#### [What is required]
Go through the entries below and print each one exactly, leaving out pictures.

--- Information given ---

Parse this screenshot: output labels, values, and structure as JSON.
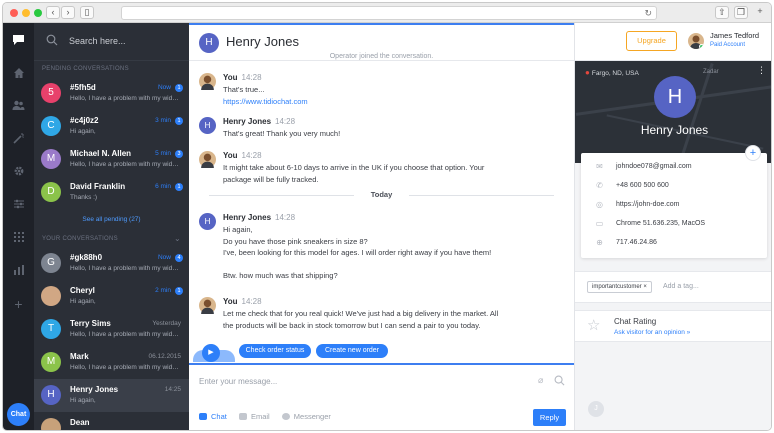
{
  "browser": {
    "nav_back": "‹",
    "nav_forward": "›",
    "tabs_icon": "sidebar-icon",
    "reload": "↻",
    "share_icon": "share-icon",
    "tabs_overview_icon": "tabs-icon"
  },
  "colors": {
    "accent": "#2d7ff9",
    "sidebar_bg": "#2b2f37",
    "rail_bg": "#1e2128",
    "upgrade": "#f5a623",
    "avatar_purple": "#5664c4"
  },
  "rail": {
    "items": [
      "chat-bubble-icon",
      "home-icon",
      "visitors-icon",
      "wand-icon",
      "settings-icon",
      "sliders-icon",
      "apps-grid-icon",
      "stats-icon",
      "add-icon"
    ],
    "chat_button": "Chat"
  },
  "conversations": {
    "search_placeholder": "Search here...",
    "pending_header": "PENDING CONVERSATIONS",
    "pending": [
      {
        "initial": "5",
        "name": "#5fh5d",
        "preview": "Hello, I have a problem with my widget",
        "time": "Now",
        "badge": "1",
        "color": "#e8416b"
      },
      {
        "initial": "C",
        "name": "#c4j0z2",
        "preview": "Hi again,",
        "time": "3 min",
        "badge": "1",
        "color": "#2fa7e6"
      },
      {
        "initial": "M",
        "name": "Michael N. Allen",
        "preview": "Hello, I have a problem with my widget",
        "time": "5 min",
        "badge": "3",
        "color": "#9a7ac9"
      },
      {
        "initial": "D",
        "name": "David Franklin",
        "preview": "Thanks :)",
        "time": "6 min",
        "badge": "1",
        "color": "#8bc34a"
      }
    ],
    "see_all": "See all pending (27)",
    "yours_header": "YOUR CONVERSATIONS",
    "yours": [
      {
        "initial": "G",
        "name": "#gk88h0",
        "preview": "Hello, I have a problem with my widget",
        "time": "Now",
        "badge": "4",
        "color": "#7d8490",
        "grey": false
      },
      {
        "initial": "",
        "name": "Cheryl",
        "preview": "Hi again,",
        "time": "2 min",
        "badge": "1",
        "color": "#d1a784",
        "grey": false
      },
      {
        "initial": "T",
        "name": "Terry Sims",
        "preview": "Hello, I have a problem with my widget",
        "time": "Yesterday",
        "badge": "",
        "color": "#2fa7e6",
        "grey": true
      },
      {
        "initial": "M",
        "name": "Mark",
        "preview": "Hello, I have a problem with my widget",
        "time": "06.12.2015",
        "badge": "",
        "color": "#8bc34a",
        "grey": true
      },
      {
        "initial": "H",
        "name": "Henry Jones",
        "preview": "Hi again,",
        "time": "14:25",
        "badge": "",
        "color": "#5664c4",
        "grey": true
      },
      {
        "initial": "",
        "name": "Dean",
        "preview": "",
        "time": "",
        "badge": "",
        "color": "#c7a17a",
        "grey": true
      }
    ]
  },
  "chat": {
    "visitor_initial": "H",
    "visitor_name": "Henry Jones",
    "system_message": "Operator joined the conversation.",
    "day_separator": "Today",
    "messages": [
      {
        "who": "You",
        "time": "14:28",
        "lines": [
          "That's true..."
        ],
        "link": "https://www.tidiochat.com"
      },
      {
        "who": "Henry Jones",
        "time": "14:28",
        "lines": [
          "That's great! Thank you very much!"
        ],
        "link": ""
      },
      {
        "who": "You",
        "time": "14:28",
        "lines": [
          "It might take about 6-10 days to arrive in the UK if you choose that option. Your",
          "package will be fully tracked."
        ],
        "link": ""
      },
      {
        "who": "Henry Jones",
        "time": "14:28",
        "lines": [
          "Hi again,",
          "Do you have those pink sneakers in size 8?",
          "I've, been looking for this model for ages. I will order right away if you have them!",
          "",
          "Btw. how much was that shipping?"
        ],
        "link": ""
      },
      {
        "who": "You",
        "time": "14:28",
        "lines": [
          "Let me check that for you real quick! We've just had a big delivery in the market. All",
          "the products will be back in stock tomorrow but I can send a pair to you today."
        ],
        "link": ""
      }
    ],
    "quick_replies": [
      "Check order status",
      "Create new order"
    ],
    "composer_placeholder": "Enter your message...",
    "channels": [
      "Chat",
      "Email",
      "Messenger"
    ],
    "reply_label": "Reply"
  },
  "panel": {
    "upgrade_label": "Upgrade",
    "agent_name": "James Tedford",
    "agent_plan": "Paid Account",
    "location": "Fargo, ND, USA",
    "map_label": "Zadar",
    "visitor_initial": "H",
    "visitor_name": "Henry Jones",
    "info": [
      {
        "icon": "email-icon",
        "glyph": "✉",
        "value": "johndoe078@gmail.com"
      },
      {
        "icon": "phone-icon",
        "glyph": "✆",
        "value": "+48 600 500 600"
      },
      {
        "icon": "globe-icon",
        "glyph": "◎",
        "value": "https://john-doe.com"
      },
      {
        "icon": "browser-icon",
        "glyph": "▭",
        "value": "Chrome 51.636.235, MacOS"
      },
      {
        "icon": "ip-icon",
        "glyph": "⊕",
        "value": "717.46.24.86"
      }
    ],
    "tag": "importantcustomer",
    "tag_remove": "×",
    "add_tag_placeholder": "Add a tag...",
    "rating_title": "Chat Rating",
    "rating_sub": "Ask visitor for an opinion »"
  }
}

---

#### [Exercise solution]
Parse this screenshot: output labels, values, and structure as JSON.
{
  "browser": {
    "nav_back": "‹",
    "nav_forward": "›",
    "tabs_icon": "sidebar-icon",
    "reload": "↻",
    "share_icon": "share-icon",
    "tabs_overview_icon": "tabs-icon"
  },
  "colors": {
    "accent": "#2d7ff9",
    "sidebar_bg": "#2b2f37",
    "rail_bg": "#1e2128",
    "upgrade": "#f5a623",
    "avatar_purple": "#5664c4"
  },
  "rail": {
    "items": [
      "chat-bubble-icon",
      "home-icon",
      "visitors-icon",
      "wand-icon",
      "settings-icon",
      "sliders-icon",
      "apps-grid-icon",
      "stats-icon",
      "add-icon"
    ],
    "chat_button": "Chat"
  },
  "conversations": {
    "search_placeholder": "Search here...",
    "pending_header": "PENDING CONVERSATIONS",
    "pending": [
      {
        "initial": "5",
        "name": "#5fh5d",
        "preview": "Hello, I have a problem with my widget",
        "time": "Now",
        "badge": "1",
        "color": "#e8416b"
      },
      {
        "initial": "C",
        "name": "#c4j0z2",
        "preview": "Hi again,",
        "time": "3 min",
        "badge": "1",
        "color": "#2fa7e6"
      },
      {
        "initial": "M",
        "name": "Michael N. Allen",
        "preview": "Hello, I have a problem with my widget",
        "time": "5 min",
        "badge": "3",
        "color": "#9a7ac9"
      },
      {
        "initial": "D",
        "name": "David Franklin",
        "preview": "Thanks :)",
        "time": "6 min",
        "badge": "1",
        "color": "#8bc34a"
      }
    ],
    "see_all": "See all pending (27)",
    "yours_header": "YOUR CONVERSATIONS",
    "yours": [
      {
        "initial": "G",
        "name": "#gk88h0",
        "preview": "Hello, I have a problem with my widget",
        "time": "Now",
        "badge": "4",
        "color": "#7d8490",
        "grey": false
      },
      {
        "initial": "",
        "name": "Cheryl",
        "preview": "Hi again,",
        "time": "2 min",
        "badge": "1",
        "color": "#d1a784",
        "grey": false
      },
      {
        "initial": "T",
        "name": "Terry Sims",
        "preview": "Hello, I have a problem with my widget",
        "time": "Yesterday",
        "badge": "",
        "color": "#2fa7e6",
        "grey": true
      },
      {
        "initial": "M",
        "name": "Mark",
        "preview": "Hello, I have a problem with my widget",
        "time": "06.12.2015",
        "badge": "",
        "color": "#8bc34a",
        "grey": true
      },
      {
        "initial": "H",
        "name": "Henry Jones",
        "preview": "Hi again,",
        "time": "14:25",
        "badge": "",
        "color": "#5664c4",
        "grey": true
      },
      {
        "initial": "",
        "name": "Dean",
        "preview": "",
        "time": "",
        "badge": "",
        "color": "#c7a17a",
        "grey": true
      }
    ]
  },
  "chat": {
    "visitor_initial": "H",
    "visitor_name": "Henry Jones",
    "system_message": "Operator joined the conversation.",
    "day_separator": "Today",
    "messages": [
      {
        "who": "You",
        "time": "14:28",
        "lines": [
          "That's true..."
        ],
        "link": "https://www.tidiochat.com"
      },
      {
        "who": "Henry Jones",
        "time": "14:28",
        "lines": [
          "That's great! Thank you very much!"
        ],
        "link": ""
      },
      {
        "who": "You",
        "time": "14:28",
        "lines": [
          "It might take about 6-10 days to arrive in the UK if you choose that option. Your",
          "package will be fully tracked."
        ],
        "link": ""
      },
      {
        "who": "Henry Jones",
        "time": "14:28",
        "lines": [
          "Hi again,",
          "Do you have those pink sneakers in size 8?",
          "I've, been looking for this model for ages. I will order right away if you have them!",
          "",
          "Btw. how much was that shipping?"
        ],
        "link": ""
      },
      {
        "who": "You",
        "time": "14:28",
        "lines": [
          "Let me check that for you real quick! We've just had a big delivery in the market. All",
          "the products will be back in stock tomorrow but I can send a pair to you today."
        ],
        "link": ""
      }
    ],
    "quick_replies": [
      "Check order status",
      "Create new order"
    ],
    "composer_placeholder": "Enter your message...",
    "channels": [
      "Chat",
      "Email",
      "Messenger"
    ],
    "reply_label": "Reply"
  },
  "panel": {
    "upgrade_label": "Upgrade",
    "agent_name": "James Tedford",
    "agent_plan": "Paid Account",
    "location": "Fargo, ND, USA",
    "map_label": "Zadar",
    "visitor_initial": "H",
    "visitor_name": "Henry Jones",
    "info": [
      {
        "icon": "email-icon",
        "glyph": "✉",
        "value": "johndoe078@gmail.com"
      },
      {
        "icon": "phone-icon",
        "glyph": "✆",
        "value": "+48 600 500 600"
      },
      {
        "icon": "globe-icon",
        "glyph": "◎",
        "value": "https://john-doe.com"
      },
      {
        "icon": "browser-icon",
        "glyph": "▭",
        "value": "Chrome 51.636.235, MacOS"
      },
      {
        "icon": "ip-icon",
        "glyph": "⊕",
        "value": "717.46.24.86"
      }
    ],
    "tag": "importantcustomer",
    "tag_remove": "×",
    "add_tag_placeholder": "Add a tag...",
    "rating_title": "Chat Rating",
    "rating_sub": "Ask visitor for an opinion »"
  }
}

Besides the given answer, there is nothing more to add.